What would you give up for a lightsaber?

My best friend is in town and we hung out like we usually do.  A side note to understand our relationship a bit better… He’s the typical guy. I’m the atypical guy. As weird as it is, being such different people has probably helped us become very good friends.

Anyways, we decided to go stuff ourselves at “The Hog Shack” since it was my cheat meal day. It’s a newer BBQ place located in Steveston Village (Richmond) and I would compare it to “Memphis Blues” (though I’ve never been there). After devouring two plates and 4 sides, I dropped him back home and hung out for a bit. I was so full that I ended up lying down on the floor in his room. He had to leave soon to pick up his girlfriend so we were just killing time. He started cleaning his room and began asking me hypothetical questions (He loves his hypothetical questions).

Now, one of my girl friends always asks me what guys talk about. The following is an example of the type of conversation that seemingly occurs with guys. That being said, a disclaimer should be that this may or may not be typical guy talk.

#### Dataset entries:

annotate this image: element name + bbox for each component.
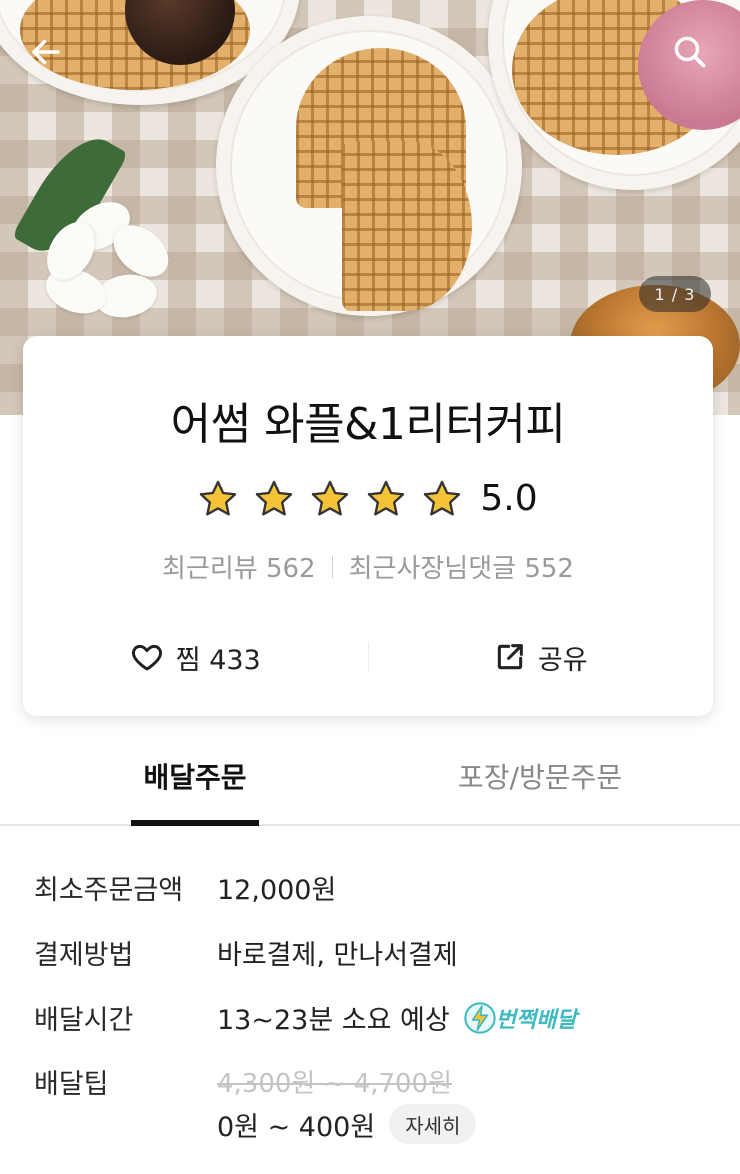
min-order-value: 12,000원 [217,875,337,906]
recent-owner-replies[interactable]: 최근사장님댓글 552 [349,548,574,585]
share-icon [497,644,523,670]
quick-delivery-badge: 번쩍배달 [464,1001,577,1034]
min-order-row: 최소주문금액 12,000원 [34,868,336,907]
rating-row: 5.0 [23,478,713,519]
order-type-tabs: 배달주문 포장/방문주문 [0,756,740,826]
payment-label: 결제방법 [34,940,134,971]
delivery-tip-discount-row: 0원 ~ 400원 자세히 [217,1104,477,1144]
star-icon [256,480,293,515]
arrow-left-icon [32,39,60,65]
heart-icon [131,644,162,671]
back-button[interactable] [22,28,70,76]
star-icon [368,480,405,515]
star-icon [312,480,349,515]
delivery-time-row: 배달시간 13~23분 소요 예상 번쩍배달 [34,998,577,1037]
tab-pickup-order[interactable]: 포장/방문주문 [452,756,628,824]
store-card: 어썸 와플&1리터커피 5.0 최근리뷰 562 최근사장님댓글 552 찜 4… [23,336,713,716]
payment-value: 바로결제, 만나서결제 [217,940,458,971]
flower [37,192,179,330]
divider [331,555,333,578]
rating-value: 5.0 [480,478,538,519]
star-icon [424,480,461,515]
image-pager: 1 / 3 [639,276,711,312]
star-icon [200,480,237,515]
delivery-tip-row: 배달팁 4,300원 ~ 4,700원 [34,1062,452,1101]
payment-row: 결제방법 바로결제, 만나서결제 [34,933,458,972]
store-name: 어썸 와플&1리터커피 [170,399,566,450]
search-icon [674,36,706,68]
delivery-tip-original: 4,300원 ~ 4,700원 [217,1069,453,1099]
favorite-count: 찜 433 [175,644,261,676]
recent-reviews[interactable]: 최근리뷰 562 [162,548,316,585]
share-label: 공유 [537,644,588,676]
plate [216,16,522,316]
waffle [342,141,472,311]
delivery-tip-detail-button[interactable]: 자세히 [389,1104,477,1144]
favorite-button[interactable]: 찜 433 [23,638,368,677]
star-rating [198,479,462,519]
delivery-time-label: 배달시간 [34,1005,134,1036]
delivery-time-value: 13~23분 소요 예상 [217,1005,450,1036]
delivery-tip-value: 0원 ~ 400원 [217,1111,376,1143]
delivery-tip-label: 배달팁 [34,1069,109,1100]
min-order-label: 최소주문금액 [34,875,184,906]
action-row: 찜 433 공유 [23,630,713,684]
quick-delivery-label: 번쩍배달 [495,1007,577,1033]
review-summary[interactable]: 최근리뷰 562 최근사장님댓글 552 [23,548,713,585]
share-button[interactable]: 공유 [369,638,714,677]
search-button[interactable] [666,28,714,76]
lightning-icon [464,1001,496,1034]
tab-delivery-order[interactable]: 배달주문 [131,756,259,826]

#### Work to complete:
• A. In the lightsaber post, where is The Hog Shack located?
• B. List every proper name of a place or business that appears in the lightsaber post.
• C. Carry on writing the lightsaber post after its final sentence.
The rows have no connection to the lightsaber post.

#### Results:
• A. Steveston Village, in Richmond.

• B. The Hog Shack, Steveston Village, Richmond, Memphis Blues

• C.
Now, I’m a big Star Wars fan, so my friend decides to run with it.

“What if I gave you a real lightsaber?” He asks.

Credit: Star Wars (c) and Lucasfilm Ltd.
Yeah that’s right. You COULD make one with this carefully labelled diagram

“Hmmm?” My interest is peaked.

“If I could get you a real lightsaber, would you… give up… a testicle?” (Yes this is a real conversation and possibly TMI)

In my head, I’m thinking… “Well one isn’t so bad. I can still function right? So HELL YES”

“Yes definitely” I replied almost instantly. There was really no hesitation. I mean a real lightsaber. C’MON. First of all, I would be SO FRICKEN CAREFUL so I don’t cut my own limbs off. But it would be so badass if I had a real one. Even if I’m not keeping it, think of the monetary value on that sucker. Easily millions.

“Wow you replied so quickly. I thought you would at least think about it. If you had said no, I would have made it interesting and thrown in The Force as well.”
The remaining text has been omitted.